Task to carry out: Which lines in the records below contain the word "Учитель"? Copy each of them.

[Begin Records provided]

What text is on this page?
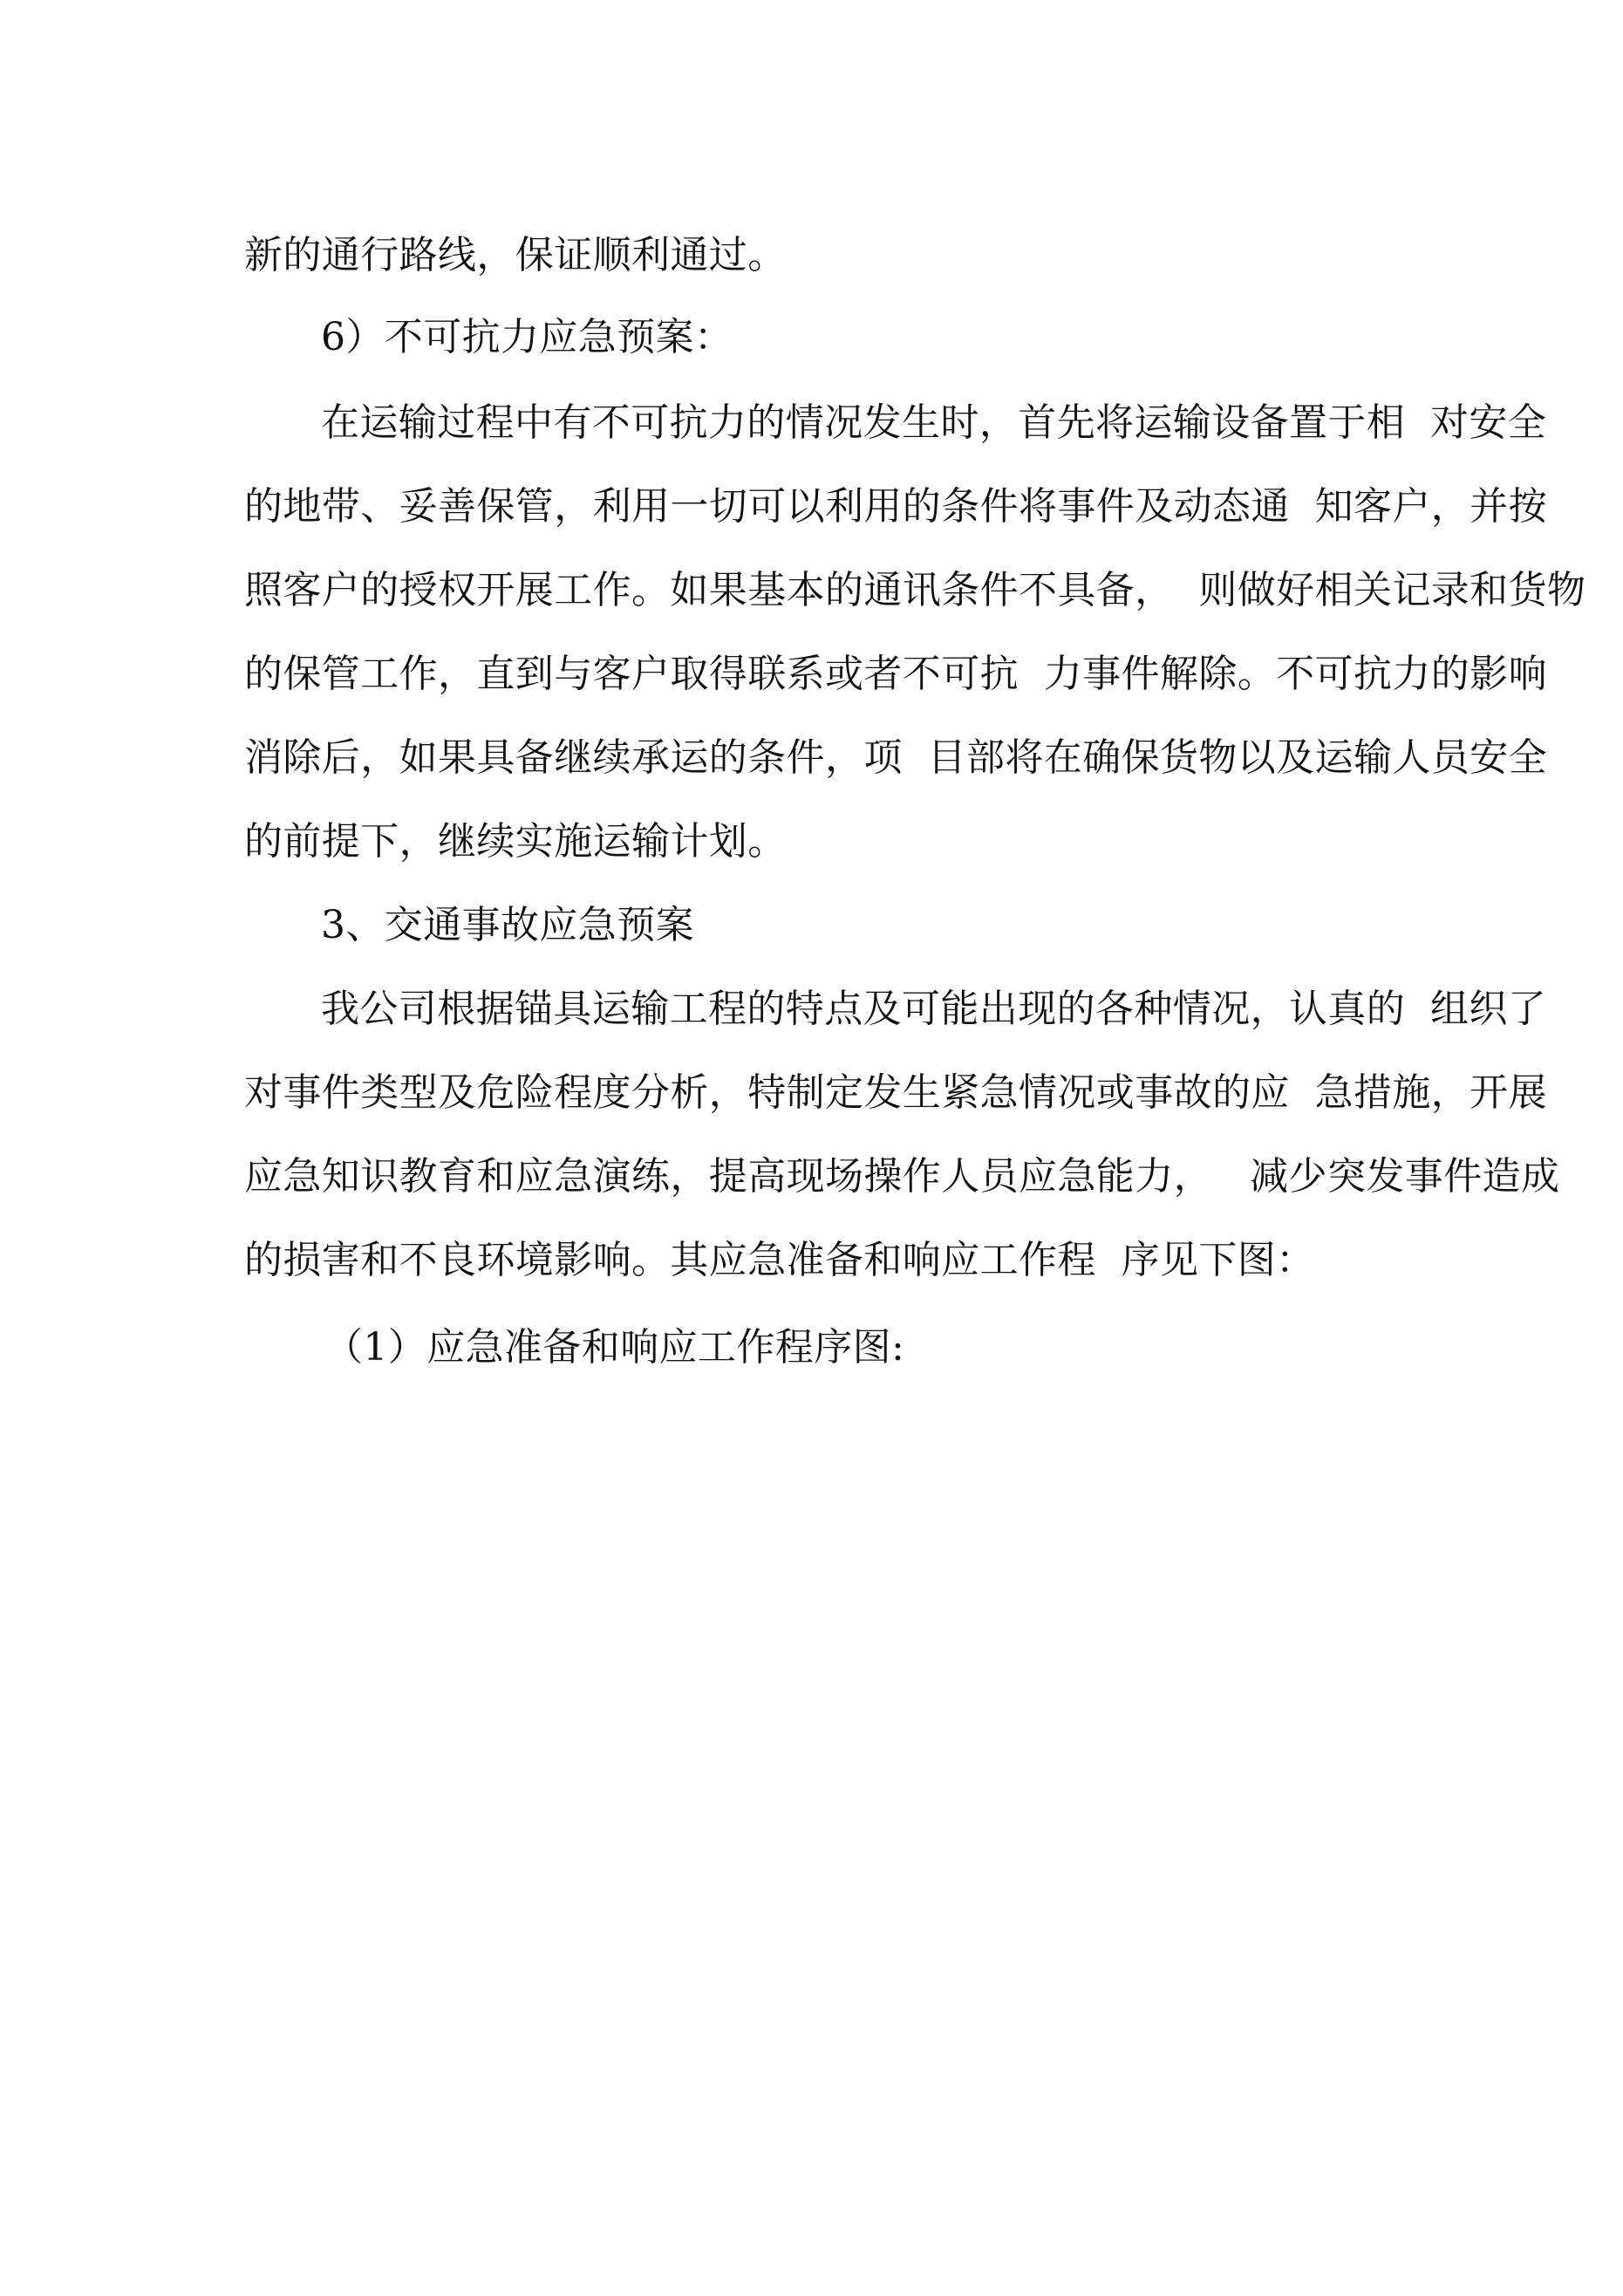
新的通行路线，保证顺利通过。
6）不可抗力应急预案：
在运输过程中有不可抗力的情况发生时，首先将运输设备置于相  对安全
的地带、妥善保管，利用一切可以利用的条件将事件及动态通  知客户，并按
照客户的授权开展工作。如果基本的通讯条件不具备，  则做好相关记录和货物
的保管工作，直到与客户取得联系或者不可抗  力事件解除。不可抗力的影响
消除后，如果具备继续承运的条件，项  目部将在确保货物以及运输人员安全
的前提下，继续实施运输计划。
3、交通事故应急预案
我公司根据锚具运输工程的特点及可能出现的各种情况，认真的  组织了
对事件类型及危险程度分析，特制定发生紧急情况或事故的应  急措施，开展
应急知识教育和应急演练，提高现场操作人员应急能力，   减少突发事件造成
的损害和不良环境影响。其应急准备和响应工作程  序见下图：
（1）应急准备和响应工作程序图:
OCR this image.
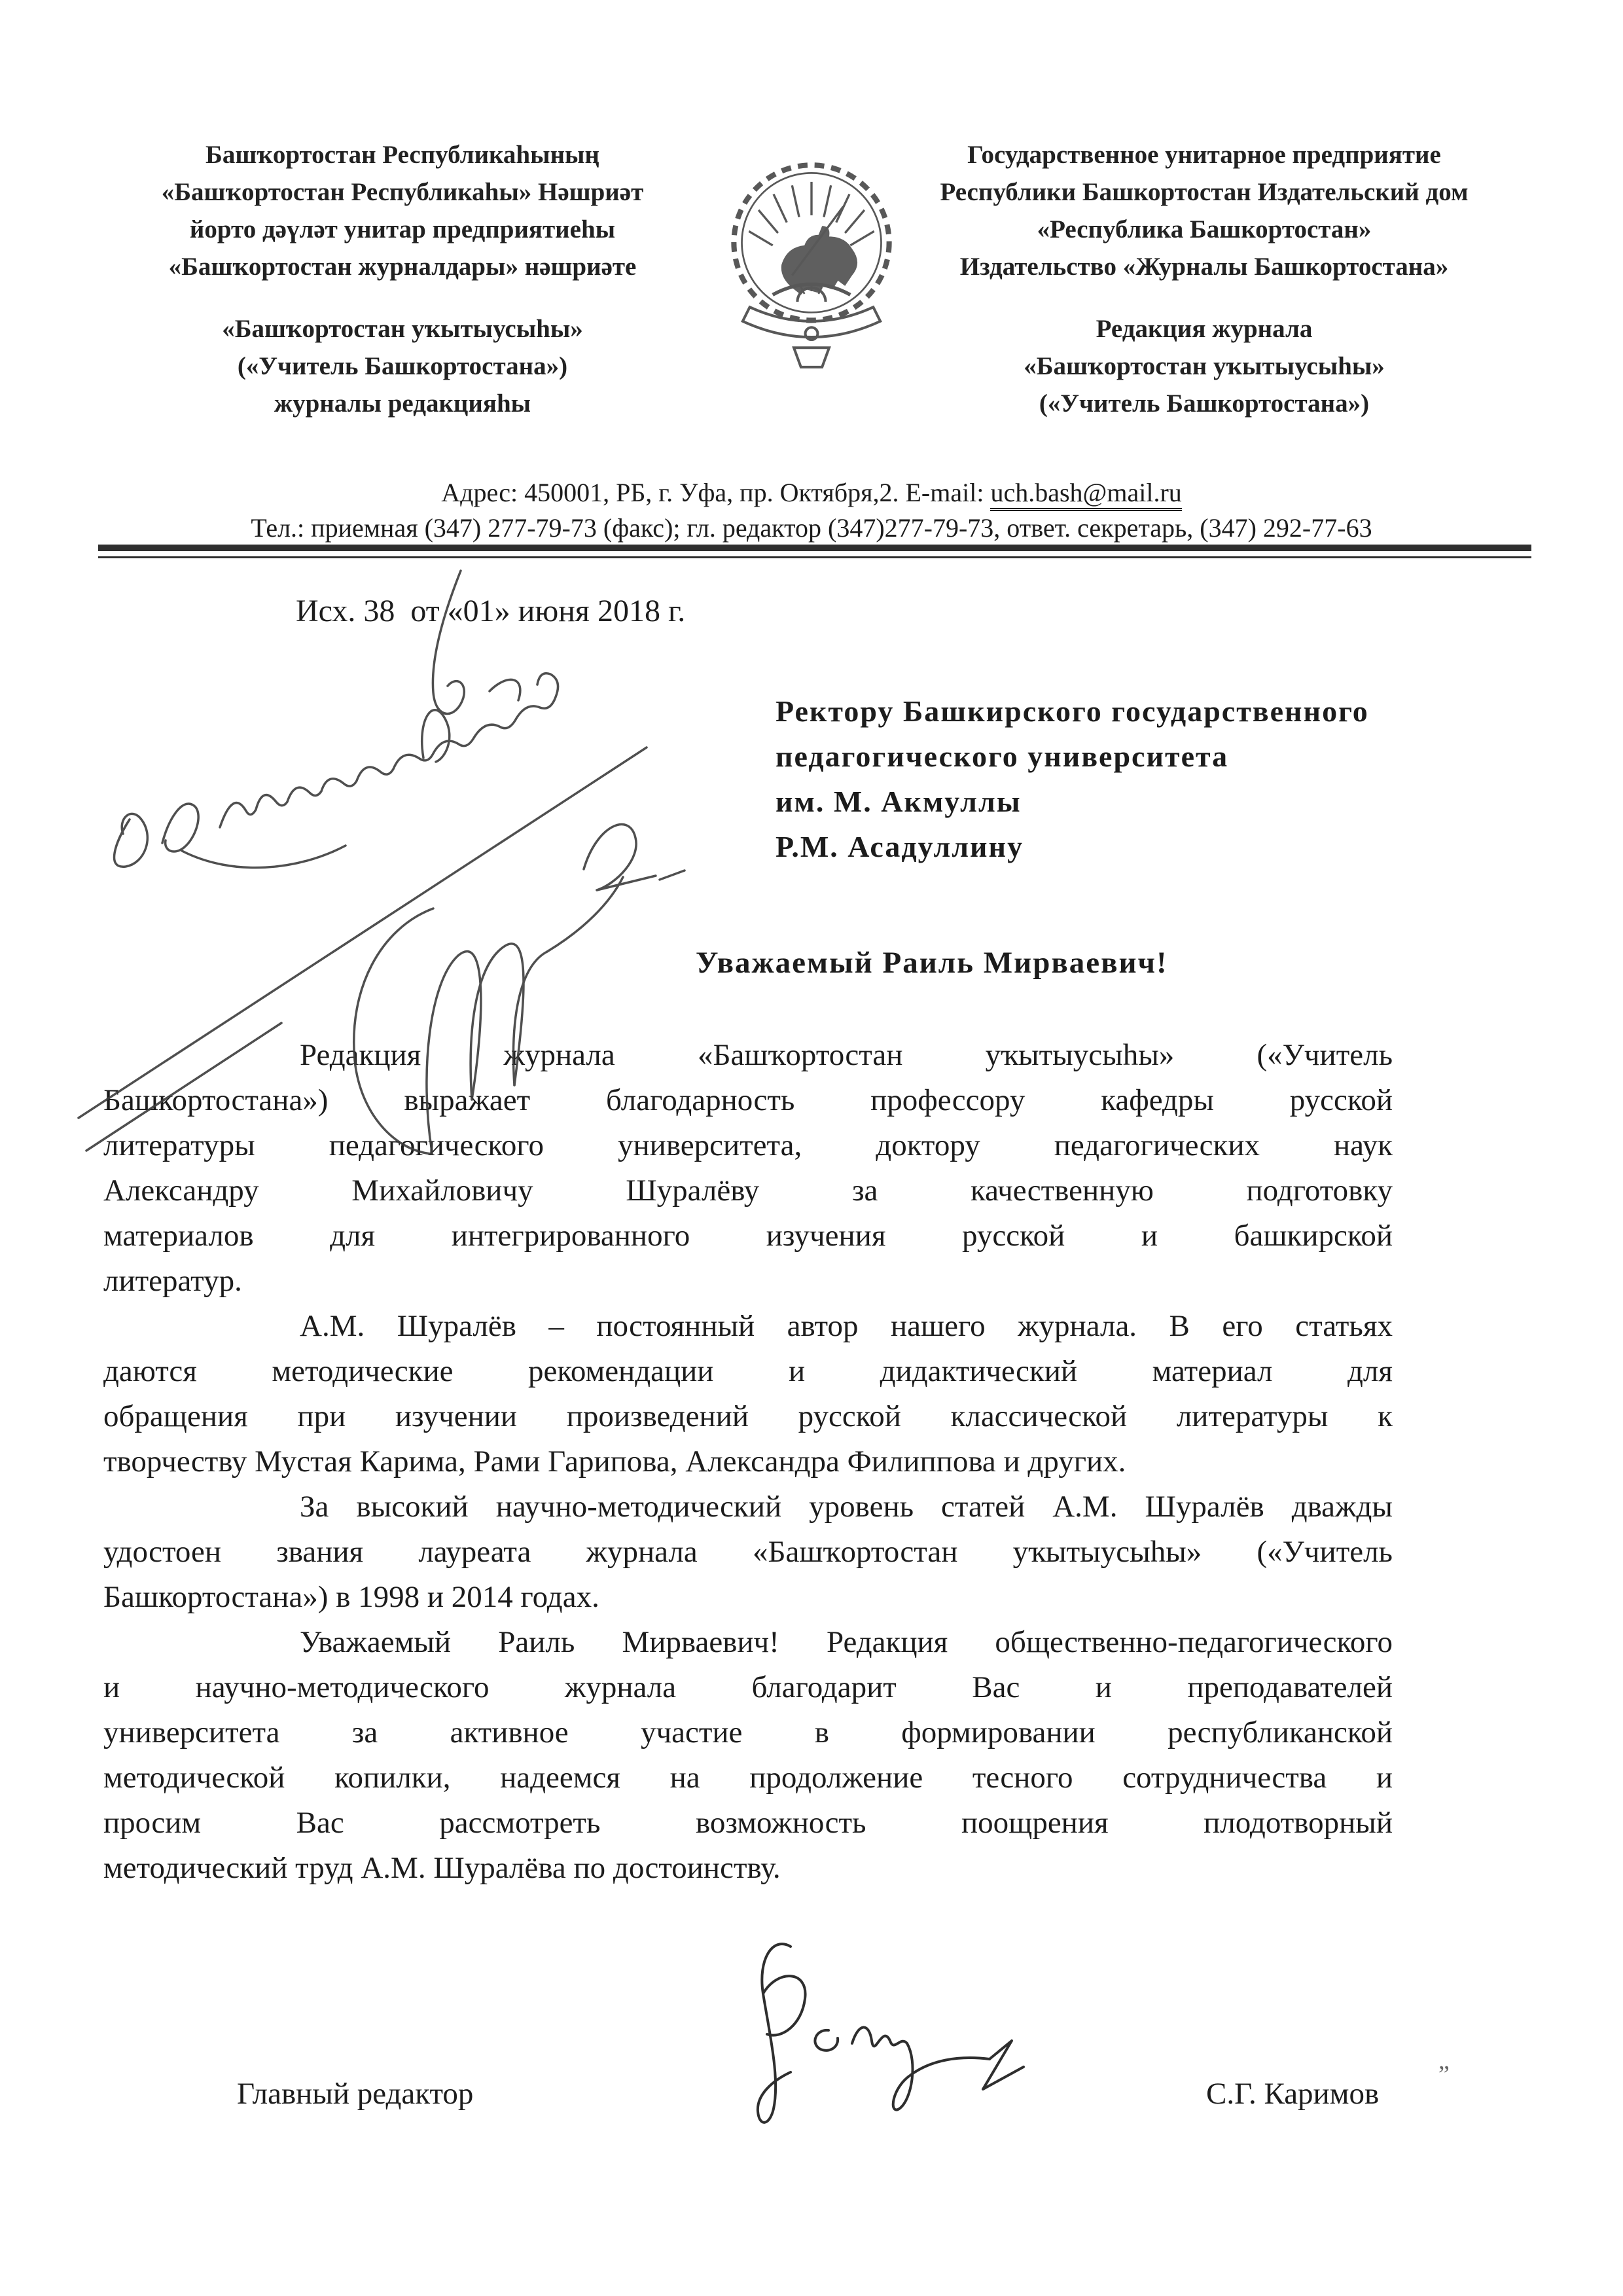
Башҡортостан Республикаһының
«Башҡортостан Республикаһы» Нәшриәт
йорто дәүләт унитар предприятиеһы
«Башҡортостан журналдары» нәшриәте
«Башҡортостан уҡытыусыһы»
(«Учитель Башкортостана»)
журналы редакцияһы
Государственное унитарное предприятие
Республики Башкортостан Издательский дом
«Республика Башкортостан»
Издательство «Журналы Башкортостана»
Редакция журнала
«Башҡортостан уҡытыусыһы»
(«Учитель Башкортостана»)
Адрес: 450001, РБ, г. Уфа, пр. Октября,2. E-mail: uch.bash@mail.ru
Тел.: приемная (347) 277-79-73 (факс); гл. редактор (347)277-79-73, ответ. секретарь, (347) 292-77-63
Исх. 38  от «01» июня 2018 г.
Ректору Башкирского государственного
педагогического университета
им. М. Акмуллы
Р.М. Асадуллину
Уважаемый Раиль Мирваевич!
Редакция журнала «Башҡортостан уҡытыусыһы» («Учитель
Башкортостана») выражает благодарность профессору кафедры русской
литературы педагогического университета, доктору педагогических наук
Александру Михайловичу Шуралёву за качественную подготовку
материалов для интегрированного изучения русской и башкирской
литератур.
А.М. Шуралёв – постоянный автор нашего журнала. В его статьях
даются методические рекомендации и дидактический материал для
обращения при изучении произведений русской классической литературы к
творчеству Мустая Карима, Рами Гарипова, Александра Филиппова и других.
За высокий научно-методический уровень статей А.М. Шуралёв дважды
удостоен звания лауреата журнала «Башҡортостан уҡытыусыһы» («Учитель
Башкортостана») в 1998 и 2014 годах.
Уважаемый Раиль Мирваевич! Редакция общественно-педагогического
и научно-методического журнала благодарит Вас и преподавателей
университета за активное участие в формировании республиканской
методической копилки, надеемся на продолжение тесного сотрудничества и
просим Вас рассмотреть возможность поощрения плодотворный
методический труд А.М. Шуралёва по достоинству.
Главный редактор	С.Г. Каримов
”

[End Records provided]

Full solution:
(«Учитель Башкортостана»)
(«Учитель Башкортостана»)
Редакция журнала «Башҡортостан уҡытыусыһы» («Учитель
удостоен звания лауреата журнала «Башҡортостан уҡытыусыһы» («Учитель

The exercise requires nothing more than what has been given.